*WHAT YOU WILL DO*. Exactly as written, please set down all of the entries again, with no pictures.

Saved data entries
┄┄┄┄┄┄
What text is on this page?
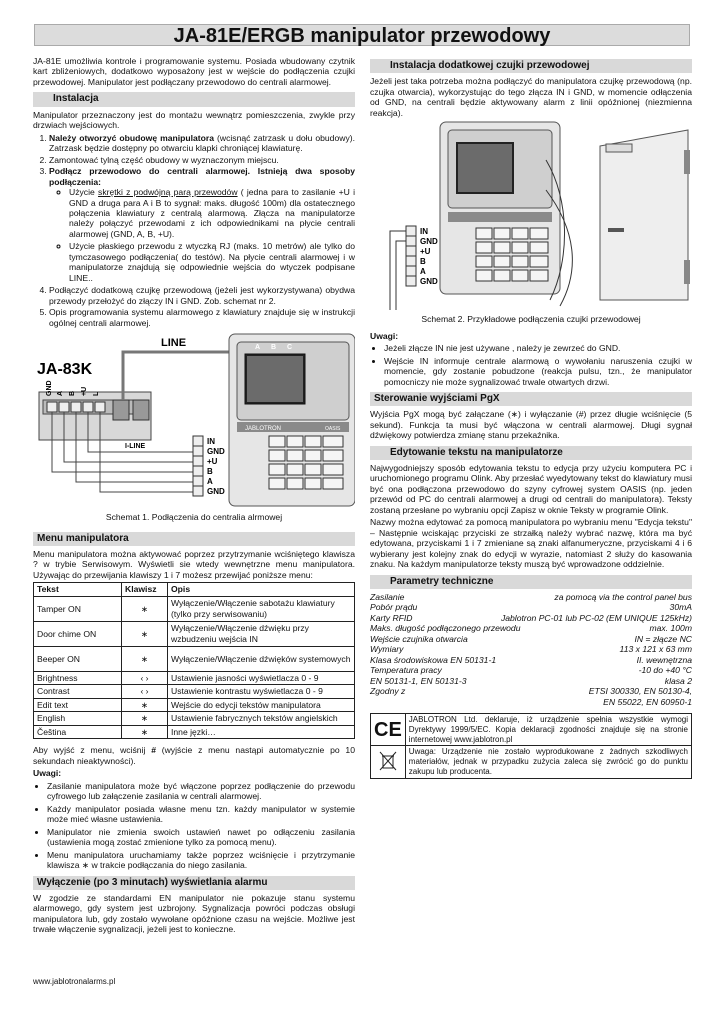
JA-81E/ERGB manipulator przewodowy

JA-81E umożliwia kontrole i programowanie systemu. Posiada wbudowany czytnik kart zbliżeniowych, dodatkowo wyposażony jest w wejście do podłączenia czujki przewodowej. Manipulator jest podłączany przewodowo do centrali alarmowej.

Instalacja

Manipulator przeznaczony jest do montażu wewnątrz pomieszczenia, zwykle przy drzwiach wejściowych.

1. Należy otworzyć obudowę manipulatora (wcisnąć zatrzask u dołu obudowy). Zatrzask będzie dostępny po otwarciu klapki chroniącej klawiaturę.
2. Zamontować tylną część obudowy w wyznaczonym miejscu.
3. Podłącz przewodowo do centrali alarmowej. Istnieją dwa sposoby podłączenia:
◦ Użycie skrętki z podwójną parą przewodów ( jedna para to zasilanie +U i GND a druga para A i B to sygnał: maks. długość 100m) dla ostatecznego połączenia klawiatury z centralą alarmową. Złącza na manipulatorze należy połączyć przewodami z ich odpowiednikami na płycie centrali alarmowej (GND, A, B, +U).
◦ Użycie płaskiego przewodu z wtyczką RJ (maks. 10 metrów) ale tylko do tymczasowego podłączenia( do testów). Na płycie centrali alarmowej i w manipulatorze znajdują się odpowiednie wejścia do wtyczek podpisane LINE..
4. Podłączyć dodatkową czujkę przewodową (jeżeli jest wykorzystywana) obydwa przewody przełożyć do złączy IN i GND. Zob. schemat nr 2.
5. Opis programowania systemu alarmowego z klawiatury znajduje się w instrukcji ogólnej centrali alarmowej.
JA-83K
GND A B +U L
I-LINE
LINE	A B C
JABLOTRON	OASIS
IN
GND
+U
B
A
GND

Schemat 1. Podłączenia do centralia alrmowej

Menu manipulatora

Menu manipulatora można aktywować poprzez przytrzymanie wciśniętego klawisza ? w trybie Serwisowym. Wyświetli sie wtedy wewnętrzne menu manipulatora. Używając do przewijania klawiszy 1 i 7 możesz przewijać poniższe menu:

Tekst	Klawisz	Opis
Tamper ON	∗	Wyłączenie/Włączenie sabotażu klawiatury (tylko przy serwisowaniu)
Door chime ON	∗	Wyłączenie/Włączenie dźwięku przy wzbudzeniu wejścia IN
Beeper ON	∗	Wyłączenie/Włączenie dźwięków systemowych
Brightness	‹ ›	Ustawienie jasności wyświetlacza 0 - 9
Contrast	‹ ›	Ustawienie kontrastu wyświetlacza 0 - 9
Edit text	∗	Wejście do edycji tekstów manipulatora
English	∗	Ustawienie fabrycznych tekstów angielskich
Čeština	∗	Inne jęzki…

Aby wyjść z menu, wciśnij # (wyjście z menu nastąpi automatycznie po 10 sekundach nieaktywności).

Uwagi:

• Zasilanie manipulatora może być włączone poprzez podłączenie do przewodu cyfrowego lub załączenie zasilania w centrali alarmowej.
• Każdy manipulator posiada własne menu tzn. każdy manipulator w systemie może mieć własne ustawienia.
• Manipulator nie zmienia swoich ustawień nawet po odłączeniu zasilania (ustawienia mogą zostać zmienione tylko za pomocą menu).
• Menu manipulatora uruchamiamy także poprzez wciśnięcie i przytrzymanie klawisza ∗ w trakcie podłączania do niego zasilania.
Wyłączenie (po 3 minutach) wyświetlania alarmu

W zgodzie ze standardami EN manipulator nie pokazuje stanu systemu alarmowego, gdy system jest uzbrojony. Sygnalizacja powróci podczas obsługi manipulatora lub, gdy zostało wywołane opóźnione czasu na wejście. Możliwe jest trwałe włączenie sygnalizacji, jeżeli jest to konieczne.

Instalacja dodatkowej czujki przewodowej

Jeżeli jest taka potrzeba można podłączyć do manipulatora czujkę przewodową (np. czujka otwarcia), wykorzystując do tego złącza IN i GND, w momencie odłączenia od GND, na centrali będzie aktywowany alarm z linii opóźnionej (niezmienna reakcja).

IN
GND
+U
B
A
GND

Schemat 2. Przykładowe podłączenia czujki przewodowej

Uwagi:

• Jeżeli złącze IN nie jest używane , należy je zewrzeć do GND.
• Wejście IN informuje centrale alarmową o wywołaniu naruszenia czujki w momencie, gdy zostanie pobudzone (reakcja pulsu, tzn., że manipulator pomocniczy nie może sygnalizować trwale otwartych drzwi.
Sterowanie wyjściami PgX

Wyjścia PgX mogą być załączane (∗) i wyłączanie (#) przez długie wciśnięcie (5 sekund). Funkcja ta musi być włączona w centrali alarmowej. Długi sygnał dźwiękowy potwierdza zmianę stanu przekaźnika.

Edytowanie tekstu na manipulatorze

Najwygodniejszy sposób edytowania tekstu to edycja przy użyciu komputera PC i uruchomionego programu Olink. Aby przesłać wyedytowany tekst do klawiatury musi być ona podłączona przewodowo do szyny cyfrowej system OASIS (np. jeden przewód od PC do centrali alarmowej a drugi od centrali do manipulatora). Teksty zostaną przesłane po wybraniu opcji Zapisz w oknie Teksty w programie Olink.

Nazwy można edytować za pomocą manipulatora po wybraniu menu "Edycja tekstu" – Następnie wciskając przyciski ze strzałką należy wybrać nazwę, która ma być edytowana, przyciskami 1 i 7 zmieniane są znaki alfanumeryczne, przyciskami 4 i 6 wybierany jest kolejny znak do edycji w wyrazie, natomiast 2 służy do kasowania znaku. Na każdym manipulatorze teksty muszą być wprowadzone oddzielnie.

Parametry techniczne
Zasilanie	za pomocą via the control panel bus
Pobór prądu	30mA
Karty RFID	Jablotron PC-01 lub PC-02 (EM UNIQUE 125kHz)
Maks. długość podłączonego przewodu	max. 100m
Wejście czujnika otwarcia	IN = złącze NC
Wymiary	113 x 121 x 63 mm
Klasa środowiskowa EN 50131-1	II. wewnętrzna
Temperatura pracy	-10 do +40 °C
EN 50131-1, EN 50131-3	klasa 2
Zgodny z	ETSI 300330, EN 50130-4,
EN 55022, EN 60950-1
CE	JABLOTRON Ltd. deklaruje, iż urządzenie spełnia wszystkie wymogi Dyrektywy 1999/5/EC. Kopia deklaracji zgodności znajduje się na stronie internetowej www.jablotron.pl
	Uwaga: Urządzenie nie zostało wyprodukowane z żadnych szkodliwych materiałów, jednak w przypadku zużycia zaleca się zwrócić go do punktu zakupu lub producenta.
www.jablotronalarms.pl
┄┄┄┄┄┄
*RESPONSE TO THE TASK*.
What text is on this page?
JA-81E/ERGB manipulator przewodowy

JA-81E umożliwia kontrole i programowanie systemu. Posiada wbudowany czytnik kart zbliżeniowych, dodatkowo wyposażony jest w wejście do podłączenia czujki przewodowej. Manipulator jest podłączany przewodowo do centrali alarmowej.

Instalacja

Manipulator przeznaczony jest do montażu wewnątrz pomieszczenia, zwykle przy drzwiach wejściowych.

1. Należy otworzyć obudowę manipulatora (wcisnąć zatrzask u dołu obudowy). Zatrzask będzie dostępny po otwarciu klapki chroniącej klawiaturę.
2. Zamontować tylną część obudowy w wyznaczonym miejscu.
3. Podłącz przewodowo do centrali alarmowej. Istnieją dwa sposoby podłączenia:
◦ Użycie skrętki z podwójną parą przewodów ( jedna para to zasilanie +U i GND a druga para A i B to sygnał: maks. długość 100m) dla ostatecznego połączenia klawiatury z centralą alarmową. Złącza na manipulatorze należy połączyć przewodami z ich odpowiednikami na płycie centrali alarmowej (GND, A, B, +U).
◦ Użycie płaskiego przewodu z wtyczką RJ (maks. 10 metrów) ale tylko do tymczasowego podłączenia( do testów). Na płycie centrali alarmowej i w manipulatorze znajdują się odpowiednie wejścia do wtyczek podpisane LINE..
4. Podłączyć dodatkową czujkę przewodową (jeżeli jest wykorzystywana) obydwa przewody przełożyć do złączy IN i GND. Zob. schemat nr 2.
5. Opis programowania systemu alarmowego z klawiatury znajduje się w instrukcji ogólnej centrali alarmowej.
JA-83K
GND A B +U L
I-LINE
LINE	A B C
JABLOTRON	OASIS
IN
GND
+U
B
A
GND

Schemat 1. Podłączenia do centralia alrmowej

Menu manipulatora

Menu manipulatora można aktywować poprzez przytrzymanie wciśniętego klawisza ? w trybie Serwisowym. Wyświetli sie wtedy wewnętrzne menu manipulatora. Używając do przewijania klawiszy 1 i 7 możesz przewijać poniższe menu:

Tekst	Klawisz	Opis
Tamper ON	∗	Wyłączenie/Włączenie sabotażu klawiatury (tylko przy serwisowaniu)
Door chime ON	∗	Wyłączenie/Włączenie dźwięku przy wzbudzeniu wejścia IN
Beeper ON	∗	Wyłączenie/Włączenie dźwięków systemowych
Brightness	‹ ›	Ustawienie jasności wyświetlacza 0 - 9
Contrast	‹ ›	Ustawienie kontrastu wyświetlacza 0 - 9
Edit text	∗	Wejście do edycji tekstów manipulatora
English	∗	Ustawienie fabrycznych tekstów angielskich
Čeština	∗	Inne jęzki…

Aby wyjść z menu, wciśnij # (wyjście z menu nastąpi automatycznie po 10 sekundach nieaktywności).

Uwagi:

• Zasilanie manipulatora może być włączone poprzez podłączenie do przewodu cyfrowego lub załączenie zasilania w centrali alarmowej.
• Każdy manipulator posiada własne menu tzn. każdy manipulator w systemie może mieć własne ustawienia.
• Manipulator nie zmienia swoich ustawień nawet po odłączeniu zasilania (ustawienia mogą zostać zmienione tylko za pomocą menu).
• Menu manipulatora uruchamiamy także poprzez wciśnięcie i przytrzymanie klawisza ∗ w trakcie podłączania do niego zasilania.
Wyłączenie (po 3 minutach) wyświetlania alarmu

W zgodzie ze standardami EN manipulator nie pokazuje stanu systemu alarmowego, gdy system jest uzbrojony. Sygnalizacja powróci podczas obsługi manipulatora lub, gdy zostało wywołane opóźnione czasu na wejście. Możliwe jest trwałe włączenie sygnalizacji, jeżeli jest to konieczne.

Instalacja dodatkowej czujki przewodowej

Jeżeli jest taka potrzeba można podłączyć do manipulatora czujkę przewodową (np. czujka otwarcia), wykorzystując do tego złącza IN i GND, w momencie odłączenia od GND, na centrali będzie aktywowany alarm z linii opóźnionej (niezmienna reakcja).

IN
GND
+U
B
A
GND

Schemat 2. Przykładowe podłączenia czujki przewodowej

Uwagi:

• Jeżeli złącze IN nie jest używane , należy je zewrzeć do GND.
• Wejście IN informuje centrale alarmową o wywołaniu naruszenia czujki w momencie, gdy zostanie pobudzone (reakcja pulsu, tzn., że manipulator pomocniczy nie może sygnalizować trwale otwartych drzwi.
Sterowanie wyjściami PgX

Wyjścia PgX mogą być załączane (∗) i wyłączanie (#) przez długie wciśnięcie (5 sekund). Funkcja ta musi być włączona w centrali alarmowej. Długi sygnał dźwiękowy potwierdza zmianę stanu przekaźnika.

Edytowanie tekstu na manipulatorze

Najwygodniejszy sposób edytowania tekstu to edycja przy użyciu komputera PC i uruchomionego programu Olink. Aby przesłać wyedytowany tekst do klawiatury musi być ona podłączona przewodowo do szyny cyfrowej system OASIS (np. jeden przewód od PC do centrali alarmowej a drugi od centrali do manipulatora). Teksty zostaną przesłane po wybraniu opcji Zapisz w oknie Teksty w programie Olink.

Nazwy można edytować za pomocą manipulatora po wybraniu menu "Edycja tekstu" – Następnie wciskając przyciski ze strzałką należy wybrać nazwę, która ma być edytowana, przyciskami 1 i 7 zmieniane są znaki alfanumeryczne, przyciskami 4 i 6 wybierany jest kolejny znak do edycji w wyrazie, natomiast 2 służy do kasowania znaku. Na każdym manipulatorze teksty muszą być wprowadzone oddzielnie.

Parametry techniczne
Zasilanie	za pomocą via the control panel bus
Pobór prądu	30mA
Karty RFID	Jablotron PC-01 lub PC-02 (EM UNIQUE 125kHz)
Maks. długość podłączonego przewodu	max. 100m
Wejście czujnika otwarcia	IN = złącze NC
Wymiary	113 x 121 x 63 mm
Klasa środowiskowa EN 50131-1	II. wewnętrzna
Temperatura pracy	-10 do +40 °C
EN 50131-1, EN 50131-3	klasa 2
Zgodny z	ETSI 300330, EN 50130-4,
EN 55022, EN 60950-1
CE	JABLOTRON Ltd. deklaruje, iż urządzenie spełnia wszystkie wymogi Dyrektywy 1999/5/EC. Kopia deklaracji zgodności znajduje się na stronie internetowej www.jablotron.pl
	Uwaga: Urządzenie nie zostało wyprodukowane z żadnych szkodliwych materiałów, jednak w przypadku zużycia zaleca się zwrócić go do punktu zakupu lub producenta.
www.jablotronalarms.pl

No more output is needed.